* **Exercise details**:
From the listing below, pull out all lines with "this" in them.

* **Extracted entries**:
..............................

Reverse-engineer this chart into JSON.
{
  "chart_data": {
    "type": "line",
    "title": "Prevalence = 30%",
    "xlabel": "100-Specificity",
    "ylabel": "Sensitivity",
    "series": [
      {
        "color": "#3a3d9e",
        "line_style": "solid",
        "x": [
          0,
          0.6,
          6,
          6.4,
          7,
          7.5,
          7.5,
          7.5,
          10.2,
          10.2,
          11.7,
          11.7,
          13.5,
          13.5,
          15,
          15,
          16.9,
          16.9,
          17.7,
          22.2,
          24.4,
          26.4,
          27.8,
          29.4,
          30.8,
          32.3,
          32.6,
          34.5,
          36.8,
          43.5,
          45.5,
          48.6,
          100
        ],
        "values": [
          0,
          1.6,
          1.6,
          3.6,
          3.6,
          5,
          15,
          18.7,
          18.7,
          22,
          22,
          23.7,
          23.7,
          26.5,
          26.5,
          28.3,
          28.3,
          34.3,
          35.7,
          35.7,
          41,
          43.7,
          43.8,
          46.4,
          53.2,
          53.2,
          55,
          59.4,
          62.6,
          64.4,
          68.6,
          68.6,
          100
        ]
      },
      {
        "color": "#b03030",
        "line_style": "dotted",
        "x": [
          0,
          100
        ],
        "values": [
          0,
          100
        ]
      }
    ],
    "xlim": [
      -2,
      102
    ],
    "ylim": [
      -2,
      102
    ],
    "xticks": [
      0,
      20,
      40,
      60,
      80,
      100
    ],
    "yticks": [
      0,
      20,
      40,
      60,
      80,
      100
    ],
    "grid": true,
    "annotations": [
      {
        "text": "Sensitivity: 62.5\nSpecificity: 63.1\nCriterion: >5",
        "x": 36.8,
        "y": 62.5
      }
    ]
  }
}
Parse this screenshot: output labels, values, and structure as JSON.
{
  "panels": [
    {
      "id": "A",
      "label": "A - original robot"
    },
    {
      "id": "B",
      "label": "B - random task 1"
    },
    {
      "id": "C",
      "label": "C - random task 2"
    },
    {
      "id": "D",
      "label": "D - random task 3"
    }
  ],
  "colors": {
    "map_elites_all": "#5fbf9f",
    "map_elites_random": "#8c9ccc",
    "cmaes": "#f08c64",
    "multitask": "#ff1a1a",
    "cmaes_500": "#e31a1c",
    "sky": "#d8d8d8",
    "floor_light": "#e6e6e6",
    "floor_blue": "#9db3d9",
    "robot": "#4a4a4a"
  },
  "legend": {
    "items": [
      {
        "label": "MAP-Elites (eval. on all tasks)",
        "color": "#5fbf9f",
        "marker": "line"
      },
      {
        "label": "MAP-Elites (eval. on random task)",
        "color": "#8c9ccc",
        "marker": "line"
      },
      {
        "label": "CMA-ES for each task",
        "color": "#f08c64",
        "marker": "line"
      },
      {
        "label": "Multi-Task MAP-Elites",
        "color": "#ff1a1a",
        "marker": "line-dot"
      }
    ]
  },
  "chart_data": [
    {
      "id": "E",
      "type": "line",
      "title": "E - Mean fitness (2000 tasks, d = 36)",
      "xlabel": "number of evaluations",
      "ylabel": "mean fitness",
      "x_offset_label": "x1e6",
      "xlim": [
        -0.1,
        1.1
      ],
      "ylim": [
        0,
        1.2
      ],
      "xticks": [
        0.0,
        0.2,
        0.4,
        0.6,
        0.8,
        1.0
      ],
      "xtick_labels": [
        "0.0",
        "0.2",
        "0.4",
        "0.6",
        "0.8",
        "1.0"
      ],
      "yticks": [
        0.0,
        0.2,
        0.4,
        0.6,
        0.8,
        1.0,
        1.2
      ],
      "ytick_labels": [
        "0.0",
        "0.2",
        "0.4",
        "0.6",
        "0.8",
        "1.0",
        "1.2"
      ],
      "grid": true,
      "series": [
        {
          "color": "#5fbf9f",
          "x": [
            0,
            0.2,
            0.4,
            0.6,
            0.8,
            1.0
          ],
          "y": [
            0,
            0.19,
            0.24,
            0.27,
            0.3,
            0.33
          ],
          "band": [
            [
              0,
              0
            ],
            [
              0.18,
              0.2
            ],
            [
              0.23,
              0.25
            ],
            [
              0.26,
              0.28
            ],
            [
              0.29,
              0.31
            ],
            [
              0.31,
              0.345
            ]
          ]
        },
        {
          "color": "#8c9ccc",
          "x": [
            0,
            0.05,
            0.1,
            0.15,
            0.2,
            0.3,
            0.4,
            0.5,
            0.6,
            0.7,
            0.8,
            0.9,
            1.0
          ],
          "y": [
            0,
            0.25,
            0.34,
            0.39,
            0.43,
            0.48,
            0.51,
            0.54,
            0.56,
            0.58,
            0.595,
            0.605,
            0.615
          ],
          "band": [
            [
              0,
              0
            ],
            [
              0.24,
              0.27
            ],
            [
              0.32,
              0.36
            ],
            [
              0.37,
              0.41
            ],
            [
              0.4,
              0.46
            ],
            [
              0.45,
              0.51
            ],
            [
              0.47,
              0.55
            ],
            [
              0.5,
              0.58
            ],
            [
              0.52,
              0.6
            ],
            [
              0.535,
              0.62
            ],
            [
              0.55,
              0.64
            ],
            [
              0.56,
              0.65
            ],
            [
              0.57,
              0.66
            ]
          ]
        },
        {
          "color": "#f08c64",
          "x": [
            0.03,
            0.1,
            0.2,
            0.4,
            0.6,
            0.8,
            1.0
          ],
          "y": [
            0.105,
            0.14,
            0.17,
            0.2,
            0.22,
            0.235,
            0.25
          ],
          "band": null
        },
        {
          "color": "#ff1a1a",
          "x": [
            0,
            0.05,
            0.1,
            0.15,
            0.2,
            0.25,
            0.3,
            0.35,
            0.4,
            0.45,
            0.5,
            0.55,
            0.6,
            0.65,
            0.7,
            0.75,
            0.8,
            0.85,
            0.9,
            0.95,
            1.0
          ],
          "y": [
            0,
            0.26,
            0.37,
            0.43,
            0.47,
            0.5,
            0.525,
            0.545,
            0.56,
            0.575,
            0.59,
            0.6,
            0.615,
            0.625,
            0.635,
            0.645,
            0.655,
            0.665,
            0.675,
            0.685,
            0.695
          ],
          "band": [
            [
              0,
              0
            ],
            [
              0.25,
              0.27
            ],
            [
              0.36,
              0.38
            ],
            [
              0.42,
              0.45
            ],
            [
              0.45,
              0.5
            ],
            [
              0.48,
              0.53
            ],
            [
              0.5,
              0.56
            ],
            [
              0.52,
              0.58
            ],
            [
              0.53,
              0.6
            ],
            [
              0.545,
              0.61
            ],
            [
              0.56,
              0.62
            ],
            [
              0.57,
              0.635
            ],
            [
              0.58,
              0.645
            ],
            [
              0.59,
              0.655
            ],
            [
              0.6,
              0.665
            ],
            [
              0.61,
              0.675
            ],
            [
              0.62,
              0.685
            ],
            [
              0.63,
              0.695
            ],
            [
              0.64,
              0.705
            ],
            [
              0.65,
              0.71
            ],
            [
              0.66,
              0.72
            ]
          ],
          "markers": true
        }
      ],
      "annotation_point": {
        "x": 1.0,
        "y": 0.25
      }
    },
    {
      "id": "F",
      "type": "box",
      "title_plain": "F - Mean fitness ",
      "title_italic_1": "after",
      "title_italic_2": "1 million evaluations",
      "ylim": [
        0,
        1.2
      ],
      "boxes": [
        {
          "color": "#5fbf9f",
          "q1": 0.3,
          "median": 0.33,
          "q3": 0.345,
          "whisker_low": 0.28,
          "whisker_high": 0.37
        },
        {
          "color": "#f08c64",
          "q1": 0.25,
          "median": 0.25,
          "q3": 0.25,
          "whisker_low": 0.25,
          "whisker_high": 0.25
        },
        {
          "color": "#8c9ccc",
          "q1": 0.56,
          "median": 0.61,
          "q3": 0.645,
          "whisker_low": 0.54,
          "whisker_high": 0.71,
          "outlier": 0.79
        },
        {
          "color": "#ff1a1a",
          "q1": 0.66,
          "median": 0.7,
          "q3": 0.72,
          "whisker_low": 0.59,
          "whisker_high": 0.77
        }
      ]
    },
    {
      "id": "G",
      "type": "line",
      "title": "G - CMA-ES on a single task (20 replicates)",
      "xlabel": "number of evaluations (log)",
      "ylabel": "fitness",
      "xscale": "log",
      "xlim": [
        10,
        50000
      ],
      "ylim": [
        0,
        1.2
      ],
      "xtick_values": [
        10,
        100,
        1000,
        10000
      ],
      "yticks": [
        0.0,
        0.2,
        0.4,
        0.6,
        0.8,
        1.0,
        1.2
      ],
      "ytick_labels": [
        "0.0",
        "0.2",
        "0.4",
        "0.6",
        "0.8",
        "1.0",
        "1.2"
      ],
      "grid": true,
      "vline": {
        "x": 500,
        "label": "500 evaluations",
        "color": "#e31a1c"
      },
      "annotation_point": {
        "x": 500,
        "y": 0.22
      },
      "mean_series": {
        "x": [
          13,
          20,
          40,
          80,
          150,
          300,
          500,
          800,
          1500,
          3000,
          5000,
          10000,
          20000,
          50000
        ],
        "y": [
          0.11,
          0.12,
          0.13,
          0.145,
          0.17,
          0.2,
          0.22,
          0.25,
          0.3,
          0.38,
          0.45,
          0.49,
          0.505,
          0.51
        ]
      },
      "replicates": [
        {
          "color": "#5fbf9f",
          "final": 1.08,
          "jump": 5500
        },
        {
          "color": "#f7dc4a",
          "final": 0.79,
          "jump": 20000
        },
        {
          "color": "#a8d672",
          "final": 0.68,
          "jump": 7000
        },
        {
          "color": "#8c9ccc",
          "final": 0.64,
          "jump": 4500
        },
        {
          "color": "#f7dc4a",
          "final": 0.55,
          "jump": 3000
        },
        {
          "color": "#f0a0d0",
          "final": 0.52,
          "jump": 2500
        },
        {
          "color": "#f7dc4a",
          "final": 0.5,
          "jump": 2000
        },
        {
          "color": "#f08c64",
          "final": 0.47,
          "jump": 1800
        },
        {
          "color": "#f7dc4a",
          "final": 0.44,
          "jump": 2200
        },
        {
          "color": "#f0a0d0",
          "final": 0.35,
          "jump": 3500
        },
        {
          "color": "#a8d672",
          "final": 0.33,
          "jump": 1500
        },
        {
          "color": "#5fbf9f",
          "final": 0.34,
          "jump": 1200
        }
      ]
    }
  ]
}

..............................

* **Full output**:
Reverse-engineer this chart into JSON.
Parse this screenshot: output labels, values, and structure as JSON.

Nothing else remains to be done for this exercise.